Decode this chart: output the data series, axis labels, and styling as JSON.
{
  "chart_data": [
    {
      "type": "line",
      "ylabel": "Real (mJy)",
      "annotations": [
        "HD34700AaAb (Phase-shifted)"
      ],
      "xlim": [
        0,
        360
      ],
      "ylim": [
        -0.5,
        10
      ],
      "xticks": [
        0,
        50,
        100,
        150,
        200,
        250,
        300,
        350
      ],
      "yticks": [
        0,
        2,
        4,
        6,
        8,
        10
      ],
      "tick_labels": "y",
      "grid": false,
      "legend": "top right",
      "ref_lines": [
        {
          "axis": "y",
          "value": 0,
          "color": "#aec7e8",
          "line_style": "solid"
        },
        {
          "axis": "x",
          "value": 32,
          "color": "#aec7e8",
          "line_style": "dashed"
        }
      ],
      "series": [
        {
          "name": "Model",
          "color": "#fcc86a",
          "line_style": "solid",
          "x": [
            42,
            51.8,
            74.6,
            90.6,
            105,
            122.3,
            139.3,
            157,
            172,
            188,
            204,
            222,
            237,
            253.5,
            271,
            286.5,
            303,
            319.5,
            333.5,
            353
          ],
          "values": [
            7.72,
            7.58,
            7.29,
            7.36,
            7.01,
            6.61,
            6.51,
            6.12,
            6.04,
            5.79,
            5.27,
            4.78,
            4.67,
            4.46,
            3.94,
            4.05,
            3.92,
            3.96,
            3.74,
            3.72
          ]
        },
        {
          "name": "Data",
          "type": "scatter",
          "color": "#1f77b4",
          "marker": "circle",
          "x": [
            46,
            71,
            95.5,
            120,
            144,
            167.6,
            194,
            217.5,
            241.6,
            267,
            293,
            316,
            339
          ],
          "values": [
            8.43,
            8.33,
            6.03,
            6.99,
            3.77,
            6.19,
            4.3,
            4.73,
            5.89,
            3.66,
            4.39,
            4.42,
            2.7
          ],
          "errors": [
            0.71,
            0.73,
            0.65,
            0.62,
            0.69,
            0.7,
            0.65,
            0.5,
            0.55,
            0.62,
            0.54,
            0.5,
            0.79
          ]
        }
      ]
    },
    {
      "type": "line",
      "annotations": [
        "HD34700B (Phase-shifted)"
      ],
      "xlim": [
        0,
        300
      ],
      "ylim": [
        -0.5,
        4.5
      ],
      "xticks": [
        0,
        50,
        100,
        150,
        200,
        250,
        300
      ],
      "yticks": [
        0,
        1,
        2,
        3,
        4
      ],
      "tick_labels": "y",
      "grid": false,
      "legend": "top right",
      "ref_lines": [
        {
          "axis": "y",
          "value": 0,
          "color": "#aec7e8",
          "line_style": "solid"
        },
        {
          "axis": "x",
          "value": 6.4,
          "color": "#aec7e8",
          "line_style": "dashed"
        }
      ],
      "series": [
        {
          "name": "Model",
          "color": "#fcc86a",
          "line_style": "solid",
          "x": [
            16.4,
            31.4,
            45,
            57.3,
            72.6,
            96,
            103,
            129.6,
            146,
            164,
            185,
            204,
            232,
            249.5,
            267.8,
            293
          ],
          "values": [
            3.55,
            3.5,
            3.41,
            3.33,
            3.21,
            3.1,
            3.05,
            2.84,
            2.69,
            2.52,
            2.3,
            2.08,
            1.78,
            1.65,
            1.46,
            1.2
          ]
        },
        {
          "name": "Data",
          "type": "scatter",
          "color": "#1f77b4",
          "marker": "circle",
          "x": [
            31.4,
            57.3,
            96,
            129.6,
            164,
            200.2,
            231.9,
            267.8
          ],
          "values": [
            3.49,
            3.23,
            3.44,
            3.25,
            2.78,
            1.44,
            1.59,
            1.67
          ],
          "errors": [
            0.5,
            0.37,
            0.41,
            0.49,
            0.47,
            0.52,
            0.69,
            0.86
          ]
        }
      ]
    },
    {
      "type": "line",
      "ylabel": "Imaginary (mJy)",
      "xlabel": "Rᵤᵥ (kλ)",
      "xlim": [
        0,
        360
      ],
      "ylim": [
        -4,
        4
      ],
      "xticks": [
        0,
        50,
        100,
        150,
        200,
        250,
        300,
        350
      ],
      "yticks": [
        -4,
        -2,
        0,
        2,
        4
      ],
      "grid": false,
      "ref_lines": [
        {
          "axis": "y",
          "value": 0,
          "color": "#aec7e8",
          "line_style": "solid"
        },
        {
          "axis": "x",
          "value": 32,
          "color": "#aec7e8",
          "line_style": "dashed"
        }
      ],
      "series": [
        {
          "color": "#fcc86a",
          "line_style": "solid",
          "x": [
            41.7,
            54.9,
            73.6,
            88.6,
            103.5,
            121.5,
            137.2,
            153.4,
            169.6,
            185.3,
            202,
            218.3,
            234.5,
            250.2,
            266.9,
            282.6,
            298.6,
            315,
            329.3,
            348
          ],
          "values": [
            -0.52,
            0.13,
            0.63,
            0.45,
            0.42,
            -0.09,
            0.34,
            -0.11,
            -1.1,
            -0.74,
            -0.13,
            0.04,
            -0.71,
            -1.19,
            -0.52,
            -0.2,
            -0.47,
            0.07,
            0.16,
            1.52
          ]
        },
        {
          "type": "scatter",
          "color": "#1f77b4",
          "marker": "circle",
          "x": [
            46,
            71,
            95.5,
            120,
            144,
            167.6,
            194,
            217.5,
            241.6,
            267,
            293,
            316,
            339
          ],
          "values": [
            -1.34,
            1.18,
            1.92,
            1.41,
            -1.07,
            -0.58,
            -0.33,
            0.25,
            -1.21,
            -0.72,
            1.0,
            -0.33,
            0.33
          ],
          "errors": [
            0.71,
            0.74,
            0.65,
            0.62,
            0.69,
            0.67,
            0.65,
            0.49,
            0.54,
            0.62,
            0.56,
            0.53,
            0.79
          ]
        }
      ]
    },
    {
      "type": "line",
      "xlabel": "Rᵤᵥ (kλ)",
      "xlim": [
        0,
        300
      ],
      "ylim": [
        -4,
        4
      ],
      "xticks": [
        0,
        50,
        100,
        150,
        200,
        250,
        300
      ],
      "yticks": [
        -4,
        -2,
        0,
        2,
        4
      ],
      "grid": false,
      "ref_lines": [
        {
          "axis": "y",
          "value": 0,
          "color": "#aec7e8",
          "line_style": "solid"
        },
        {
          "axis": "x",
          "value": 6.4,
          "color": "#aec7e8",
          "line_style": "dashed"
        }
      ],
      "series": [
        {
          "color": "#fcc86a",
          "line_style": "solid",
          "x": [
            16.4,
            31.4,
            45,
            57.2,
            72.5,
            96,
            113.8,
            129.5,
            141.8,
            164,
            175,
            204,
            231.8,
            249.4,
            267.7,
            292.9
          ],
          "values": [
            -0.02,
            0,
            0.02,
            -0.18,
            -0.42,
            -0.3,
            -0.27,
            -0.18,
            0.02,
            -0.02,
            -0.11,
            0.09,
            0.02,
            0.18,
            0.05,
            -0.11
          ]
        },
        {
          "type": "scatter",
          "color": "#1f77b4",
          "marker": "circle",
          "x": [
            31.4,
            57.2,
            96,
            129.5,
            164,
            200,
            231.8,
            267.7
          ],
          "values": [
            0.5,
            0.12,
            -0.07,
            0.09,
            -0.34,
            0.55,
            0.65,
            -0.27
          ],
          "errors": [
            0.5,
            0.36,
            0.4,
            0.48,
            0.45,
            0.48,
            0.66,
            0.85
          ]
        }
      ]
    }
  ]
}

=====

Extract all of the data exactly as written.

Decode this chart: output the data series, axis labels, and styling as JSON.
{
  "chart_data": [
    {
      "type": "line",
      "ylabel": "Real (mJy)",
      "annotations": [
        "HD34700AaAb (Phase-shifted)"
      ],
      "xlim": [
        0,
        360
      ],
      "ylim": [
        -0.5,
        10
      ],
      "xticks": [
        0,
        50,
        100,
        150,
        200,
        250,
        300,
        350
      ],
      "yticks": [
        0,
        2,
        4,
        6,
        8,
        10
      ],
      "tick_labels": "y",
      "grid": false,
      "legend": "top right",
      "ref_lines": [
        {
          "axis": "y",
          "value": 0,
          "color": "#aec7e8",
          "line_style": "solid"
        },
        {
          "axis": "x",
          "value": 32,
          "color": "#aec7e8",
          "line_style": "dashed"
        }
      ],
      "series": [
        {
          "name": "Model",
          "color": "#fcc86a",
          "line_style": "solid",
          "x": [
            42,
            51.8,
            74.6,
            90.6,
            105,
            122.3,
            139.3,
            157,
            172,
            188,
            204,
            222,
            237,
            253.5,
            271,
            286.5,
            303,
            319.5,
            333.5,
            353
          ],
          "values": [
            7.72,
            7.58,
            7.29,
            7.36,
            7.01,
            6.61,
            6.51,
            6.12,
            6.04,
            5.79,
            5.27,
            4.78,
            4.67,
            4.46,
            3.94,
            4.05,
            3.92,
            3.96,
            3.74,
            3.72
          ]
        },
        {
          "name": "Data",
          "type": "scatter",
          "color": "#1f77b4",
          "marker": "circle",
          "x": [
            46,
            71,
            95.5,
            120,
            144,
            167.6,
            194,
            217.5,
            241.6,
            267,
            293,
            316,
            339
          ],
          "values": [
            8.43,
            8.33,
            6.03,
            6.99,
            3.77,
            6.19,
            4.3,
            4.73,
            5.89,
            3.66,
            4.39,
            4.42,
            2.7
          ],
          "errors": [
            0.71,
            0.73,
            0.65,
            0.62,
            0.69,
            0.7,
            0.65,
            0.5,
            0.55,
            0.62,
            0.54,
            0.5,
            0.79
          ]
        }
      ]
    },
    {
      "type": "line",
      "annotations": [
        "HD34700B (Phase-shifted)"
      ],
      "xlim": [
        0,
        300
      ],
      "ylim": [
        -0.5,
        4.5
      ],
      "xticks": [
        0,
        50,
        100,
        150,
        200,
        250,
        300
      ],
      "yticks": [
        0,
        1,
        2,
        3,
        4
      ],
      "tick_labels": "y",
      "grid": false,
      "legend": "top right",
      "ref_lines": [
        {
          "axis": "y",
          "value": 0,
          "color": "#aec7e8",
          "line_style": "solid"
        },
        {
          "axis": "x",
          "value": 6.4,
          "color": "#aec7e8",
          "line_style": "dashed"
        }
      ],
      "series": [
        {
          "name": "Model",
          "color": "#fcc86a",
          "line_style": "solid",
          "x": [
            16.4,
            31.4,
            45,
            57.3,
            72.6,
            96,
            103,
            129.6,
            146,
            164,
            185,
            204,
            232,
            249.5,
            267.8,
            293
          ],
          "values": [
            3.55,
            3.5,
            3.41,
            3.33,
            3.21,
            3.1,
            3.05,
            2.84,
            2.69,
            2.52,
            2.3,
            2.08,
            1.78,
            1.65,
            1.46,
            1.2
          ]
        },
        {
          "name": "Data",
          "type": "scatter",
          "color": "#1f77b4",
          "marker": "circle",
          "x": [
            31.4,
            57.3,
            96,
            129.6,
            164,
            200.2,
            231.9,
            267.8
          ],
          "values": [
            3.49,
            3.23,
            3.44,
            3.25,
            2.78,
            1.44,
            1.59,
            1.67
          ],
          "errors": [
            0.5,
            0.37,
            0.41,
            0.49,
            0.47,
            0.52,
            0.69,
            0.86
          ]
        }
      ]
    },
    {
      "type": "line",
      "ylabel": "Imaginary (mJy)",
      "xlabel": "Rᵤᵥ (kλ)",
      "xlim": [
        0,
        360
      ],
      "ylim": [
        -4,
        4
      ],
      "xticks": [
        0,
        50,
        100,
        150,
        200,
        250,
        300,
        350
      ],
      "yticks": [
        -4,
        -2,
        0,
        2,
        4
      ],
      "grid": false,
      "ref_lines": [
        {
          "axis": "y",
          "value": 0,
          "color": "#aec7e8",
          "line_style": "solid"
        },
        {
          "axis": "x",
          "value": 32,
          "color": "#aec7e8",
          "line_style": "dashed"
        }
      ],
      "series": [
        {
          "color": "#fcc86a",
          "line_style": "solid",
          "x": [
            41.7,
            54.9,
            73.6,
            88.6,
            103.5,
            121.5,
            137.2,
            153.4,
            169.6,
            185.3,
            202,
            218.3,
            234.5,
            250.2,
            266.9,
            282.6,
            298.6,
            315,
            329.3,
            348
          ],
          "values": [
            -0.52,
            0.13,
            0.63,
            0.45,
            0.42,
            -0.09,
            0.34,
            -0.11,
            -1.1,
            -0.74,
            -0.13,
            0.04,
            -0.71,
            -1.19,
            -0.52,
            -0.2,
            -0.47,
            0.07,
            0.16,
            1.52
          ]
        },
        {
          "type": "scatter",
          "color": "#1f77b4",
          "marker": "circle",
          "x": [
            46,
            71,
            95.5,
            120,
            144,
            167.6,
            194,
            217.5,
            241.6,
            267,
            293,
            316,
            339
          ],
          "values": [
            -1.34,
            1.18,
            1.92,
            1.41,
            -1.07,
            -0.58,
            -0.33,
            0.25,
            -1.21,
            -0.72,
            1.0,
            -0.33,
            0.33
          ],
          "errors": [
            0.71,
            0.74,
            0.65,
            0.62,
            0.69,
            0.67,
            0.65,
            0.49,
            0.54,
            0.62,
            0.56,
            0.53,
            0.79
          ]
        }
      ]
    },
    {
      "type": "line",
      "xlabel": "Rᵤᵥ (kλ)",
      "xlim": [
        0,
        300
      ],
      "ylim": [
        -4,
        4
      ],
      "xticks": [
        0,
        50,
        100,
        150,
        200,
        250,
        300
      ],
      "yticks": [
        -4,
        -2,
        0,
        2,
        4
      ],
      "grid": false,
      "ref_lines": [
        {
          "axis": "y",
          "value": 0,
          "color": "#aec7e8",
          "line_style": "solid"
        },
        {
          "axis": "x",
          "value": 6.4,
          "color": "#aec7e8",
          "line_style": "dashed"
        }
      ],
      "series": [
        {
          "color": "#fcc86a",
          "line_style": "solid",
          "x": [
            16.4,
            31.4,
            45,
            57.2,
            72.5,
            96,
            113.8,
            129.5,
            141.8,
            164,
            175,
            204,
            231.8,
            249.4,
            267.7,
            292.9
          ],
          "values": [
            -0.02,
            0,
            0.02,
            -0.18,
            -0.42,
            -0.3,
            -0.27,
            -0.18,
            0.02,
            -0.02,
            -0.11,
            0.09,
            0.02,
            0.18,
            0.05,
            -0.11
          ]
        },
        {
          "type": "scatter",
          "color": "#1f77b4",
          "marker": "circle",
          "x": [
            31.4,
            57.2,
            96,
            129.5,
            164,
            200,
            231.8,
            267.7
          ],
          "values": [
            0.5,
            0.12,
            -0.07,
            0.09,
            -0.34,
            0.55,
            0.65,
            -0.27
          ],
          "errors": [
            0.5,
            0.36,
            0.4,
            0.48,
            0.45,
            0.48,
            0.66,
            0.85
          ]
        }
      ]
    }
  ]
}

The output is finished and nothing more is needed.